## What you have to do
Lines containing "ylabel" are to be counted. Report the count alone.

## Stored data
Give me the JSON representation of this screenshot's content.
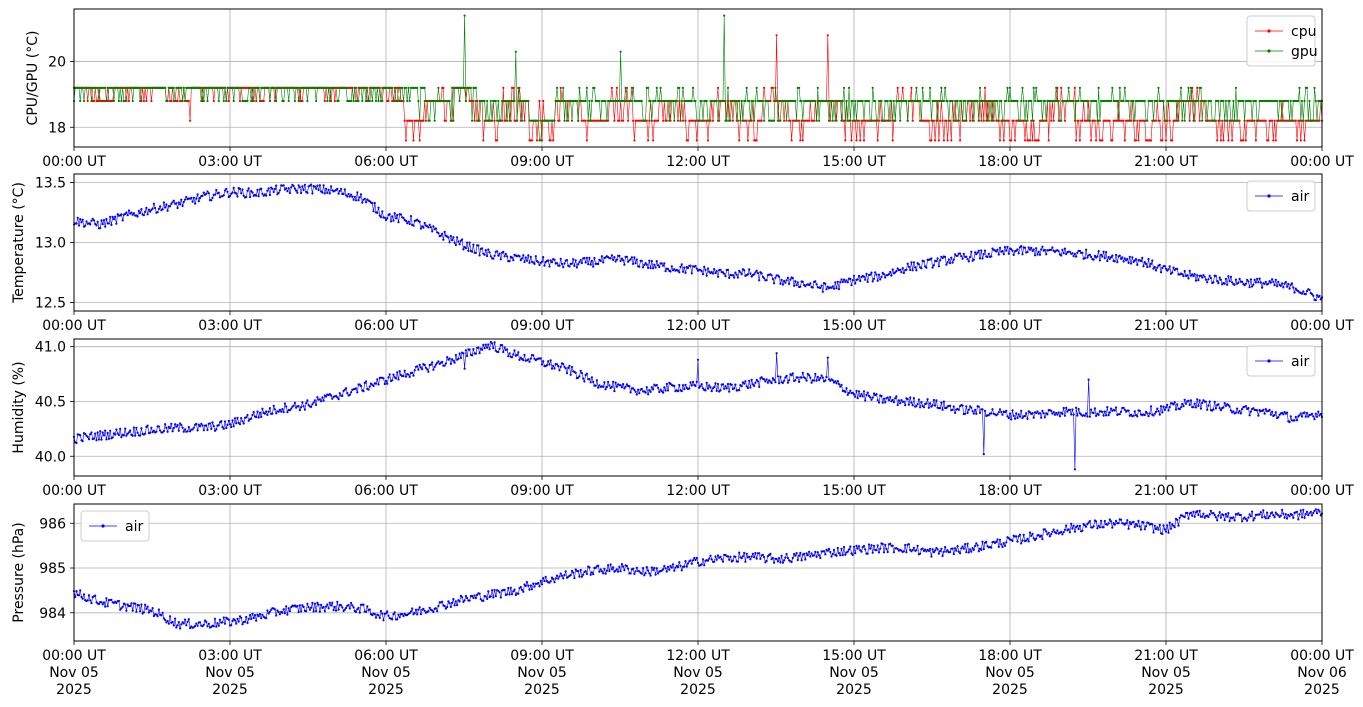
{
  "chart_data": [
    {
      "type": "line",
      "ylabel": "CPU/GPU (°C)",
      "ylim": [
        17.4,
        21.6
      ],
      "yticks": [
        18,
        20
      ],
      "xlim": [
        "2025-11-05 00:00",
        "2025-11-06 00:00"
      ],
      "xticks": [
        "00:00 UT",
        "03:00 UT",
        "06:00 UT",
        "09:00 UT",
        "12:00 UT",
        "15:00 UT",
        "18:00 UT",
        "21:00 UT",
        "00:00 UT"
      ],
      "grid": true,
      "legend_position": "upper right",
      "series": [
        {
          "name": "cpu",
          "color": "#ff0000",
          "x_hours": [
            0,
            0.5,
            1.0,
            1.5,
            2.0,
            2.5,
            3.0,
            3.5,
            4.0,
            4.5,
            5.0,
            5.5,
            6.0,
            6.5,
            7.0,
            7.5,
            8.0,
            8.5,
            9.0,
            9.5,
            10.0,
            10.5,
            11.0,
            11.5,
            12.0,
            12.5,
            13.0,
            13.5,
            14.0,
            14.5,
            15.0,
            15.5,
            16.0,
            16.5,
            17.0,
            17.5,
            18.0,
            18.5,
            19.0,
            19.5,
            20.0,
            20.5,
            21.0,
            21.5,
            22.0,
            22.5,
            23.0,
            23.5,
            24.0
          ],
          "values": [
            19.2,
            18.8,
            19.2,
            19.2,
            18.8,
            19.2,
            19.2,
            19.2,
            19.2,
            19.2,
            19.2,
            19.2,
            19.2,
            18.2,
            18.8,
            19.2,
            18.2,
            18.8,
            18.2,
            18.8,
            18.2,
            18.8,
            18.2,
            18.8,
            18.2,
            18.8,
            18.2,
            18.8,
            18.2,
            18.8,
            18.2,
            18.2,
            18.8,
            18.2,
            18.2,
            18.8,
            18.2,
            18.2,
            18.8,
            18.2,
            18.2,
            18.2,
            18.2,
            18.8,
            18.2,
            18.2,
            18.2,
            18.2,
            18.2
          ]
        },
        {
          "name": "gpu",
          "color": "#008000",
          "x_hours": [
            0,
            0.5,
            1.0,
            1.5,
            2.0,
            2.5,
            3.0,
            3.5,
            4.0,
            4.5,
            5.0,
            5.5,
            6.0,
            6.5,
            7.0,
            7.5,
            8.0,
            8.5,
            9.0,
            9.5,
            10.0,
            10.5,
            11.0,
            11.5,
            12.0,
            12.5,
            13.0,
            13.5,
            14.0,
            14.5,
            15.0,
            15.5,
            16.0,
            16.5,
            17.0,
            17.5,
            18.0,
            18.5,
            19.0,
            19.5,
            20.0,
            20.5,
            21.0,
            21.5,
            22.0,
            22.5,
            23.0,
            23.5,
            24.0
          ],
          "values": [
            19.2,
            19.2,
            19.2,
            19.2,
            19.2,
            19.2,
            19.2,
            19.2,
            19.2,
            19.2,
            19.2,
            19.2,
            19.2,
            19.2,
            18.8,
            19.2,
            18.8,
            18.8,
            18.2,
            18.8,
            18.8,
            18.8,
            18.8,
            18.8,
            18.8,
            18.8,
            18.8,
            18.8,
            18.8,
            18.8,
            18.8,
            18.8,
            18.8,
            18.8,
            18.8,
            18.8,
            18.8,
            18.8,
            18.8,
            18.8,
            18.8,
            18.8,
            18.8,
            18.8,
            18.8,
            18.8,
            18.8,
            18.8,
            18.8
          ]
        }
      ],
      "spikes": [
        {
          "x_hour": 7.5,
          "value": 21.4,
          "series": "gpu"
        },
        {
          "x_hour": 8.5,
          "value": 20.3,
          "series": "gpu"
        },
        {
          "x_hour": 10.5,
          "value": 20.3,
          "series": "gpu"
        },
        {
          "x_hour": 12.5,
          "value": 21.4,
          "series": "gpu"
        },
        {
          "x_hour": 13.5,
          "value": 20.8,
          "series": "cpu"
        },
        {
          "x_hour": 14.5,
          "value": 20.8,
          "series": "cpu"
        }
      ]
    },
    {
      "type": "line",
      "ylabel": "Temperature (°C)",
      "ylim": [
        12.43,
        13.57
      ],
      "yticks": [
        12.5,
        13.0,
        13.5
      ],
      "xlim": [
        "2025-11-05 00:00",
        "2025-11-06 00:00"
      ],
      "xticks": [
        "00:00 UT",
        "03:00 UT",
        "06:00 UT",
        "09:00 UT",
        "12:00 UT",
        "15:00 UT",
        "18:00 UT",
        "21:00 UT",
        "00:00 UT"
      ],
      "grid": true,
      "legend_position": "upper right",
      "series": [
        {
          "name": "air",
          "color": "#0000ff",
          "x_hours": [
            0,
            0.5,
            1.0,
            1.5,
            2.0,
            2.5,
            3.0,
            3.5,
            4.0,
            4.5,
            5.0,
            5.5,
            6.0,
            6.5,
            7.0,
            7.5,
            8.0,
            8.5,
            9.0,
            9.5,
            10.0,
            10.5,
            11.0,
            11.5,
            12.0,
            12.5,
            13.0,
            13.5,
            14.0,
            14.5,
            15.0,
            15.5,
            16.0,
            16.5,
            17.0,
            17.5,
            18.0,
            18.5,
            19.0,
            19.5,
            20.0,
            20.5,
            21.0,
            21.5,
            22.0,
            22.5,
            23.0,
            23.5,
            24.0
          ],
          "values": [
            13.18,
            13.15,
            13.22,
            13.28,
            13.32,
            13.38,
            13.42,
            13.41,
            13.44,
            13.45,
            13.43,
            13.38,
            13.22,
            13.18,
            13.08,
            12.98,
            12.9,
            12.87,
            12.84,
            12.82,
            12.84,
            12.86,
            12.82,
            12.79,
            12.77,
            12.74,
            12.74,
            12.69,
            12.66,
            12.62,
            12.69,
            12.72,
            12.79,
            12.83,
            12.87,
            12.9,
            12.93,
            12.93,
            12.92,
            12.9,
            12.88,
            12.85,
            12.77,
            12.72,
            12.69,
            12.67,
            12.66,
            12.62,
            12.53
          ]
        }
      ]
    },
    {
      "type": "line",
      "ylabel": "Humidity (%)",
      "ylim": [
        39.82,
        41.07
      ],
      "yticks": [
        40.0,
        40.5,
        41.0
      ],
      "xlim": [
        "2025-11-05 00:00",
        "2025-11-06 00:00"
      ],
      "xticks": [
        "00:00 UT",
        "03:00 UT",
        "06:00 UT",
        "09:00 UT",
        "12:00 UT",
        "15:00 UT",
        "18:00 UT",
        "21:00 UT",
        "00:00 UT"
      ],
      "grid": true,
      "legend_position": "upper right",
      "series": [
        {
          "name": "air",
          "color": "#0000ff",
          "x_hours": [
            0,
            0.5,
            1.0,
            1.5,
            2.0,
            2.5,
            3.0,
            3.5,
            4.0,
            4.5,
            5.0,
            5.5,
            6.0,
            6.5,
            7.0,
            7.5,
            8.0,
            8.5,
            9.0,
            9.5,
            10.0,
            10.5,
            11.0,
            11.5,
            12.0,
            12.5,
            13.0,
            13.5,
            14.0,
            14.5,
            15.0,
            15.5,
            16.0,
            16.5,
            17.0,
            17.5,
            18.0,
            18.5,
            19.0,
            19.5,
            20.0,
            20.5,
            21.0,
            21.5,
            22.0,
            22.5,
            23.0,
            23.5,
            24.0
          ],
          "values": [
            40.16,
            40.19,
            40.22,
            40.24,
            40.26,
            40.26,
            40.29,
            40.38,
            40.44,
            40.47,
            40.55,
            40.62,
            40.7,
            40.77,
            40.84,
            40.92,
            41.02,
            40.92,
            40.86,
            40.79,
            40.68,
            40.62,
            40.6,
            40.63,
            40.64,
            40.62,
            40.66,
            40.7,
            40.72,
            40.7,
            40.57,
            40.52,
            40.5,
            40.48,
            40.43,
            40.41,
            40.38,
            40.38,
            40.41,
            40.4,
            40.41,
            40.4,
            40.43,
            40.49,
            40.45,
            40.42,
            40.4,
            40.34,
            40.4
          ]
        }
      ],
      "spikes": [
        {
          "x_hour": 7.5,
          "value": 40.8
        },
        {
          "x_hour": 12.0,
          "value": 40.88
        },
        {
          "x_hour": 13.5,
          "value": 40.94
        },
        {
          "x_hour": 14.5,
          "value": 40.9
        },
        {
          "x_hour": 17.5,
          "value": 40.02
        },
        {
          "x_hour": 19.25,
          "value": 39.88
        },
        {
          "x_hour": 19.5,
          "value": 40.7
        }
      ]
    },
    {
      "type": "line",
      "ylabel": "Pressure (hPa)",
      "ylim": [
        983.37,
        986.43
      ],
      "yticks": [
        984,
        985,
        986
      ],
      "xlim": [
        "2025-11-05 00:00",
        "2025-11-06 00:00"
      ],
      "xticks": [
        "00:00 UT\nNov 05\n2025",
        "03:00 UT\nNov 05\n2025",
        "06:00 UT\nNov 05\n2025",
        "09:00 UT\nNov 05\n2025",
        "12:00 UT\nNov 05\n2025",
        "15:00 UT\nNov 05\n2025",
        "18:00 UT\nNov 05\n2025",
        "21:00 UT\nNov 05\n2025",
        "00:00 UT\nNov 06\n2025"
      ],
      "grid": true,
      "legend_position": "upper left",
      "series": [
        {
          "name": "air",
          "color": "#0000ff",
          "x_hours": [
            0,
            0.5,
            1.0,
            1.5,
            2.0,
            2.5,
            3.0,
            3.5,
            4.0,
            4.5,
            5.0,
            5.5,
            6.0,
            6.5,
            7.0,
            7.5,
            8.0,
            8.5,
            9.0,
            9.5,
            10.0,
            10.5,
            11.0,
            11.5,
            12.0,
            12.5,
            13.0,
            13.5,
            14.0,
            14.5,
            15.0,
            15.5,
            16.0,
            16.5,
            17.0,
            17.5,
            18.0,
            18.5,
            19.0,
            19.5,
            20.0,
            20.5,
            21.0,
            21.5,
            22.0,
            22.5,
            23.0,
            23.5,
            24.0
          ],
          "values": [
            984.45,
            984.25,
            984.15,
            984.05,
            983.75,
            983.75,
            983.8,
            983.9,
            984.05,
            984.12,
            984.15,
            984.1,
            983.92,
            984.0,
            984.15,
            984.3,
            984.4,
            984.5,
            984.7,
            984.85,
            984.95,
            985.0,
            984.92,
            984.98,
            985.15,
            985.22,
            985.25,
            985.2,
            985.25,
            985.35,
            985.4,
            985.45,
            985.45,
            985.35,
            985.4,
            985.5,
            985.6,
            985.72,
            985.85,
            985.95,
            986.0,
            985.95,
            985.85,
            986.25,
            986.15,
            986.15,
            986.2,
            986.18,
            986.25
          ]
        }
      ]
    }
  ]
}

## Written response
4